» **WHAT THE TASK ASKS**
Find the string "copyright" in the entries and copy each line that has it.

-=-=-=-=-

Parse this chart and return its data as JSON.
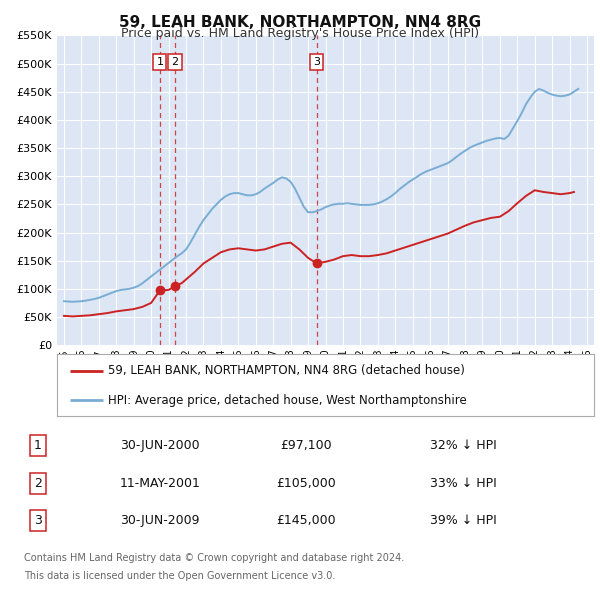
{
  "title": "59, LEAH BANK, NORTHAMPTON, NN4 8RG",
  "subtitle": "Price paid vs. HM Land Registry's House Price Index (HPI)",
  "background_color": "#ffffff",
  "plot_bg_color": "#dce6f5",
  "grid_color": "#ffffff",
  "ylim": [
    0,
    550000
  ],
  "yticks": [
    0,
    50000,
    100000,
    150000,
    200000,
    250000,
    300000,
    350000,
    400000,
    450000,
    500000,
    550000
  ],
  "hpi_color": "#7aadd4",
  "price_color": "#cc2222",
  "marker_color": "#cc2222",
  "vline_color": "#cc3333",
  "legend_label_price": "59, LEAH BANK, NORTHAMPTON, NN4 8RG (detached house)",
  "legend_label_hpi": "HPI: Average price, detached house, West Northamptonshire",
  "transactions": [
    {
      "num": 1,
      "date_num": 2000.5,
      "price": 97100,
      "label": "30-JUN-2000",
      "pct": "32% ↓ HPI"
    },
    {
      "num": 2,
      "date_num": 2001.37,
      "price": 105000,
      "label": "11-MAY-2001",
      "pct": "33% ↓ HPI"
    },
    {
      "num": 3,
      "date_num": 2009.5,
      "price": 145000,
      "label": "30-JUN-2009",
      "pct": "39% ↓ HPI"
    }
  ],
  "footer_line1": "Contains HM Land Registry data © Crown copyright and database right 2024.",
  "footer_line2": "This data is licensed under the Open Government Licence v3.0.",
  "hpi_data": {
    "years": [
      1995.0,
      1995.25,
      1995.5,
      1995.75,
      1996.0,
      1996.25,
      1996.5,
      1996.75,
      1997.0,
      1997.25,
      1997.5,
      1997.75,
      1998.0,
      1998.25,
      1998.5,
      1998.75,
      1999.0,
      1999.25,
      1999.5,
      1999.75,
      2000.0,
      2000.25,
      2000.5,
      2000.75,
      2001.0,
      2001.25,
      2001.5,
      2001.75,
      2002.0,
      2002.25,
      2002.5,
      2002.75,
      2003.0,
      2003.25,
      2003.5,
      2003.75,
      2004.0,
      2004.25,
      2004.5,
      2004.75,
      2005.0,
      2005.25,
      2005.5,
      2005.75,
      2006.0,
      2006.25,
      2006.5,
      2006.75,
      2007.0,
      2007.25,
      2007.5,
      2007.75,
      2008.0,
      2008.25,
      2008.5,
      2008.75,
      2009.0,
      2009.25,
      2009.5,
      2009.75,
      2010.0,
      2010.25,
      2010.5,
      2010.75,
      2011.0,
      2011.25,
      2011.5,
      2011.75,
      2012.0,
      2012.25,
      2012.5,
      2012.75,
      2013.0,
      2013.25,
      2013.5,
      2013.75,
      2014.0,
      2014.25,
      2014.5,
      2014.75,
      2015.0,
      2015.25,
      2015.5,
      2015.75,
      2016.0,
      2016.25,
      2016.5,
      2016.75,
      2017.0,
      2017.25,
      2017.5,
      2017.75,
      2018.0,
      2018.25,
      2018.5,
      2018.75,
      2019.0,
      2019.25,
      2019.5,
      2019.75,
      2020.0,
      2020.25,
      2020.5,
      2020.75,
      2021.0,
      2021.25,
      2021.5,
      2021.75,
      2022.0,
      2022.25,
      2022.5,
      2022.75,
      2023.0,
      2023.25,
      2023.5,
      2023.75,
      2024.0,
      2024.25,
      2024.5
    ],
    "values": [
      78000,
      77500,
      77000,
      77500,
      78000,
      79000,
      80500,
      82000,
      84000,
      87000,
      90000,
      93000,
      96000,
      98000,
      99000,
      100000,
      102000,
      105000,
      110000,
      116000,
      122000,
      128000,
      134000,
      140000,
      146000,
      152000,
      158000,
      163000,
      170000,
      182000,
      196000,
      210000,
      222000,
      232000,
      242000,
      250000,
      258000,
      264000,
      268000,
      270000,
      270000,
      268000,
      266000,
      266000,
      268000,
      272000,
      278000,
      283000,
      288000,
      294000,
      298000,
      296000,
      290000,
      278000,
      262000,
      246000,
      236000,
      236000,
      238000,
      241000,
      245000,
      248000,
      250000,
      251000,
      251000,
      252000,
      251000,
      250000,
      249000,
      249000,
      249000,
      250000,
      252000,
      255000,
      259000,
      264000,
      270000,
      277000,
      283000,
      289000,
      294000,
      299000,
      304000,
      308000,
      311000,
      314000,
      317000,
      320000,
      323000,
      328000,
      334000,
      340000,
      345000,
      350000,
      354000,
      357000,
      360000,
      363000,
      365000,
      367000,
      368000,
      366000,
      372000,
      385000,
      398000,
      412000,
      428000,
      440000,
      450000,
      455000,
      452000,
      448000,
      445000,
      443000,
      442000,
      443000,
      445000,
      450000,
      455000
    ]
  },
  "price_data": {
    "years": [
      1995.0,
      1995.5,
      1996.0,
      1996.5,
      1997.0,
      1997.5,
      1998.0,
      1998.5,
      1999.0,
      1999.5,
      2000.0,
      2000.5,
      2001.0,
      2001.37,
      2001.75,
      2002.5,
      2003.0,
      2003.5,
      2004.0,
      2004.5,
      2005.0,
      2005.5,
      2006.0,
      2006.5,
      2007.0,
      2007.5,
      2008.0,
      2008.5,
      2009.0,
      2009.5,
      2010.0,
      2010.5,
      2011.0,
      2011.5,
      2012.0,
      2012.5,
      2013.0,
      2013.5,
      2014.0,
      2014.5,
      2015.0,
      2015.5,
      2016.0,
      2016.5,
      2017.0,
      2017.5,
      2018.0,
      2018.5,
      2019.0,
      2019.5,
      2020.0,
      2020.5,
      2021.0,
      2021.5,
      2022.0,
      2022.5,
      2023.0,
      2023.5,
      2024.0,
      2024.25
    ],
    "values": [
      52000,
      51000,
      52000,
      53000,
      55000,
      57000,
      60000,
      62000,
      64000,
      68000,
      75000,
      97100,
      98000,
      105000,
      110000,
      130000,
      145000,
      155000,
      165000,
      170000,
      172000,
      170000,
      168000,
      170000,
      175000,
      180000,
      182000,
      170000,
      155000,
      145000,
      148000,
      152000,
      158000,
      160000,
      158000,
      158000,
      160000,
      163000,
      168000,
      173000,
      178000,
      183000,
      188000,
      193000,
      198000,
      205000,
      212000,
      218000,
      222000,
      226000,
      228000,
      238000,
      252000,
      265000,
      275000,
      272000,
      270000,
      268000,
      270000,
      272000
    ]
  }
}
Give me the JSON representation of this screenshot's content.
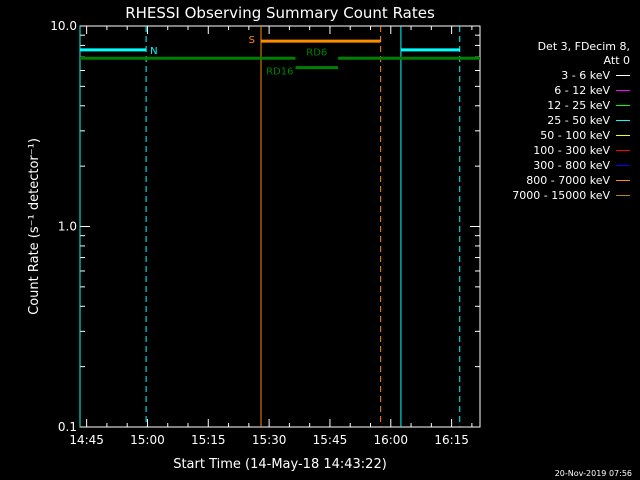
{
  "chart_data": {
    "type": "line",
    "title": "RHESSI Observing Summary Count Rates",
    "xlabel": "Start Time (14-May-18 14:43:22)",
    "ylabel": "Count Rate (s⁻¹ detector⁻¹)",
    "y_scale": "log",
    "ylim": [
      0.1,
      10.0
    ],
    "xlim": [
      "14:43:22",
      "16:22:00"
    ],
    "x_ticks": [
      "14:45",
      "15:00",
      "15:15",
      "15:30",
      "15:45",
      "16:00",
      "16:15"
    ],
    "y_ticks": [
      "0.1",
      "1.0",
      "10.0"
    ],
    "grid": false,
    "legend_position": "right",
    "legend_header": [
      "Det 3, FDecim 8,",
      "Att 0"
    ],
    "series": [
      {
        "name": "3 - 6 keV",
        "color": "#ffffff",
        "values": []
      },
      {
        "name": "6 - 12 keV",
        "color": "#ff00ff",
        "values": []
      },
      {
        "name": "12 - 25 keV",
        "color": "#00ff00",
        "values": []
      },
      {
        "name": "25 - 50 keV",
        "color": "#00ffff",
        "values": []
      },
      {
        "name": "50 - 100 keV",
        "color": "#ffff00",
        "values": []
      },
      {
        "name": "100 - 300 keV",
        "color": "#ff0000",
        "values": []
      },
      {
        "name": "300 - 800 keV",
        "color": "#0000ff",
        "values": []
      },
      {
        "name": "800 - 7000 keV",
        "color": "#ff8c00",
        "values": []
      },
      {
        "name": "7000 - 15000 keV",
        "color": "#b8860b",
        "values": []
      }
    ],
    "annotations": [
      {
        "label": "N",
        "color": "#00ffff",
        "row": 7.6,
        "segments": [
          [
            "14:43:22",
            "14:59:40"
          ],
          [
            "16:02:30",
            "16:17:00"
          ]
        ]
      },
      {
        "label": "S",
        "color": "#ff8c00",
        "row": 8.4,
        "segments": [
          [
            "15:28:00",
            "15:57:30"
          ]
        ]
      },
      {
        "label": "RD6",
        "color": "#008000",
        "row": 6.9,
        "segments": [
          [
            "14:43:22",
            "15:36:30"
          ],
          [
            "15:47:00",
            "16:22:00"
          ]
        ]
      },
      {
        "label": "RD16",
        "color": "#008000",
        "row": 6.2,
        "segments": [
          [
            "15:36:30",
            "15:47:00"
          ]
        ]
      }
    ],
    "vertical_markers": [
      {
        "time": "14:43:22",
        "color": "#00ffff",
        "style": "solid"
      },
      {
        "time": "14:59:40",
        "color": "#00ffff",
        "style": "dashed"
      },
      {
        "time": "15:28:00",
        "color": "#ff8c00",
        "style": "solid"
      },
      {
        "time": "15:57:30",
        "color": "#ff8c00",
        "style": "dashed"
      },
      {
        "time": "16:02:30",
        "color": "#00ffff",
        "style": "solid"
      },
      {
        "time": "16:17:00",
        "color": "#00ffff",
        "style": "dashed"
      }
    ]
  },
  "timestamp": "20-Nov-2019 07:56"
}
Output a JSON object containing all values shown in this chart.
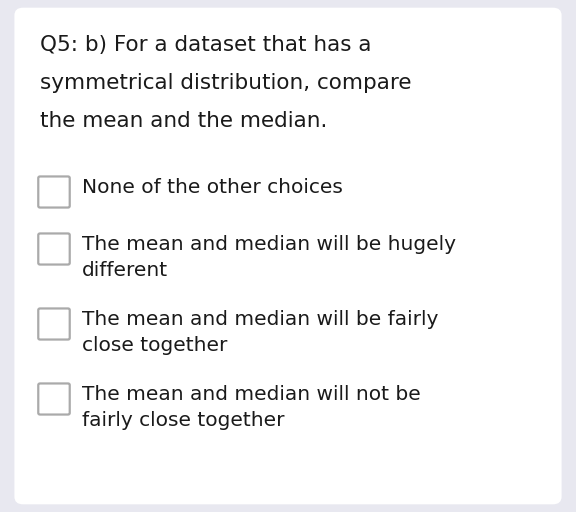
{
  "background_color": "#e8e8f0",
  "card_color": "#ffffff",
  "question_lines": [
    "Q5: b) For a dataset that has a",
    "symmetrical distribution, compare",
    "the mean and the median."
  ],
  "choices": [
    [
      "None of the other choices"
    ],
    [
      "The mean and median will be hugely",
      "different"
    ],
    [
      "The mean and median will be fairly",
      "close together"
    ],
    [
      "The mean and median will not be",
      "fairly close together"
    ]
  ],
  "text_color": "#1a1a1a",
  "checkbox_edge_color": "#aaaaaa",
  "checkbox_fill_color": "#ffffff",
  "question_fontsize": 15.5,
  "choice_fontsize": 14.5
}
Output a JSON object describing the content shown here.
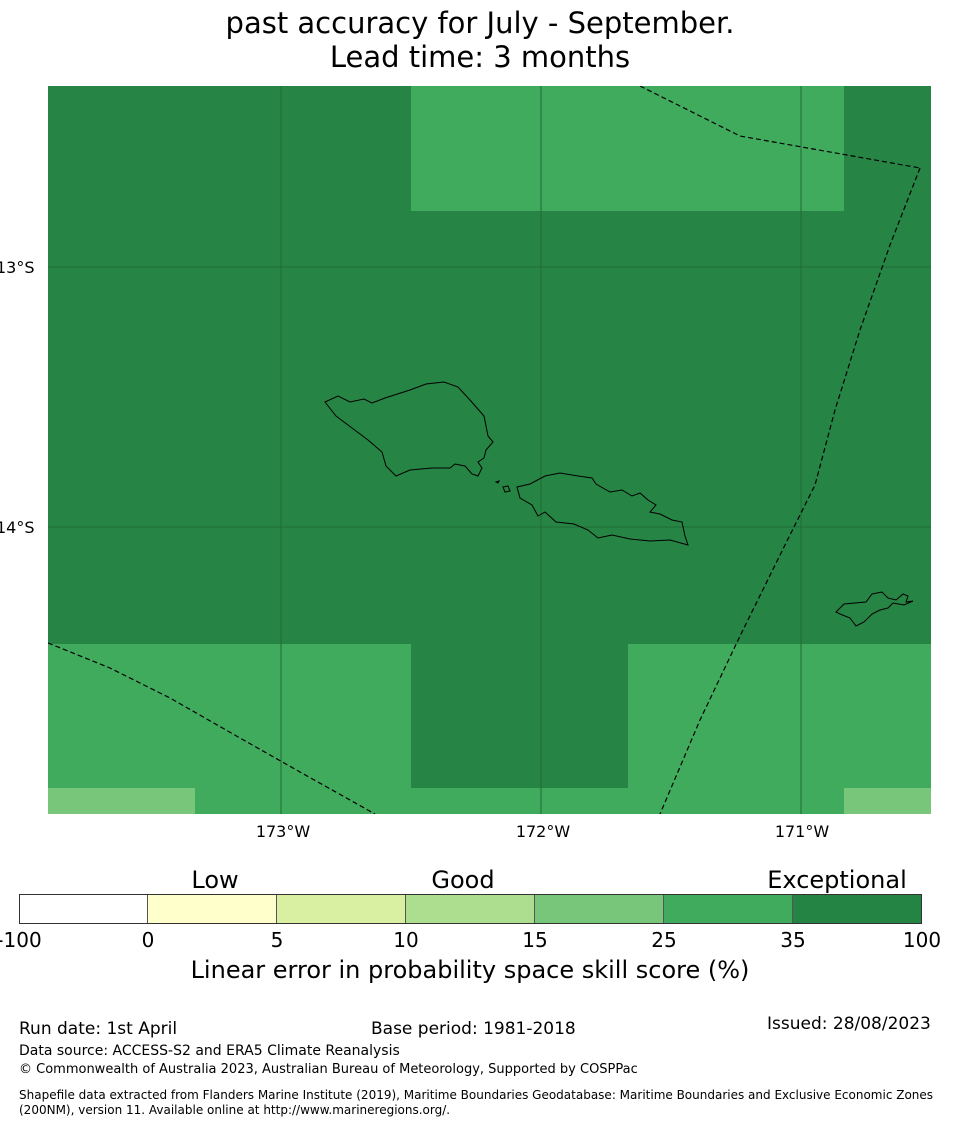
{
  "title": {
    "line1": "past accuracy for July - September.",
    "line2": "Lead time: 3 months"
  },
  "map": {
    "lat_labels": [
      "13°S",
      "14°S"
    ],
    "lon_labels": [
      "173°W",
      "172°W",
      "171°W"
    ],
    "colors": {
      "ocean_dark": "#268444",
      "ocean_mid": "#41ab5d",
      "ocean_light": "#78c679",
      "gridline": "#1f6b36",
      "coastline": "#000000",
      "eez_boundary": "#000000"
    },
    "skill_categories": {
      "background": "35 to 100",
      "top_block": "25 to 35",
      "bottom_band": "25 to 35",
      "bottom_center_block": "35 to 100",
      "corner_blocks": "15 to 25"
    }
  },
  "colorbar": {
    "categories": [
      "Low",
      "Good",
      "Exceptional"
    ],
    "ticks": [
      "-100",
      "0",
      "5",
      "10",
      "15",
      "25",
      "35",
      "100"
    ],
    "colors": [
      "#ffffff",
      "#ffffcc",
      "#d9f0a3",
      "#addd8e",
      "#78c679",
      "#41ab5d",
      "#238443"
    ],
    "label": "Linear error in probability space skill score (%)"
  },
  "footer": {
    "run_date": "Run date: 1st April",
    "base_period": "Base period: 1981-2018",
    "issued": "Issued: 28/08/2023",
    "data_source": "Data source: ACCESS-S2 and ERA5 Climate Reanalysis",
    "copyright": "© Commonwealth of Australia 2023, Australian Bureau of Meteorology, Supported by COSPPac",
    "shapefile_line1": "Shapefile data extracted from Flanders Marine Institute (2019), Maritime Boundaries Geodatabase: Maritime Boundaries and Exclusive Economic Zones",
    "shapefile_line2": "(200NM), version 11. Available online at http://www.marineregions.org/."
  }
}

-=-=-=-=-

» **THE SOLUTION**
  "footer_line1": "Contains HM Land Registry data © Crown copyright and database right 2024.",
    "copyright": "© Commonwealth of Australia 2023, Australian Bureau of Meteorology, Supported by COSPPac",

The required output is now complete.